* begin *
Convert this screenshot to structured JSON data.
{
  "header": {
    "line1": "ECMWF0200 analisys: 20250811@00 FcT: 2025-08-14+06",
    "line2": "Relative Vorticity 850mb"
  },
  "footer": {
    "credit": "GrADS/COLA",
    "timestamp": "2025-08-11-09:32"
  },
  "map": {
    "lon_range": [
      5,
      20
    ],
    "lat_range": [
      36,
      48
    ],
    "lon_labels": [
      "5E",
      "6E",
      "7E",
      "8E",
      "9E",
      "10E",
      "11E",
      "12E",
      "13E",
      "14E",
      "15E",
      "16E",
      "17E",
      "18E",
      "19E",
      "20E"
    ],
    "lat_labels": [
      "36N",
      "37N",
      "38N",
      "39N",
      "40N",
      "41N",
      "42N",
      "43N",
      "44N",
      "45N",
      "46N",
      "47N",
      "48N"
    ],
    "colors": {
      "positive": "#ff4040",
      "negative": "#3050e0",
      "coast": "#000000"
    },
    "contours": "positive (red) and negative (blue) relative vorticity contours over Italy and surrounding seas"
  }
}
* end *
** Request **
Every line above should be written out again exactly as it stands.

** Finished task **
Convert this screenshot to structured JSON data.
{
  "header": {
    "line1": "ECMWF0200 analisys: 20250811@00 FcT: 2025-08-14+06",
    "line2": "Relative Vorticity 850mb"
  },
  "footer": {
    "credit": "GrADS/COLA",
    "timestamp": "2025-08-11-09:32"
  },
  "map": {
    "lon_range": [
      5,
      20
    ],
    "lat_range": [
      36,
      48
    ],
    "lon_labels": [
      "5E",
      "6E",
      "7E",
      "8E",
      "9E",
      "10E",
      "11E",
      "12E",
      "13E",
      "14E",
      "15E",
      "16E",
      "17E",
      "18E",
      "19E",
      "20E"
    ],
    "lat_labels": [
      "36N",
      "37N",
      "38N",
      "39N",
      "40N",
      "41N",
      "42N",
      "43N",
      "44N",
      "45N",
      "46N",
      "47N",
      "48N"
    ],
    "colors": {
      "positive": "#ff4040",
      "negative": "#3050e0",
      "coast": "#000000"
    },
    "contours": "positive (red) and negative (blue) relative vorticity contours over Italy and surrounding seas"
  }
}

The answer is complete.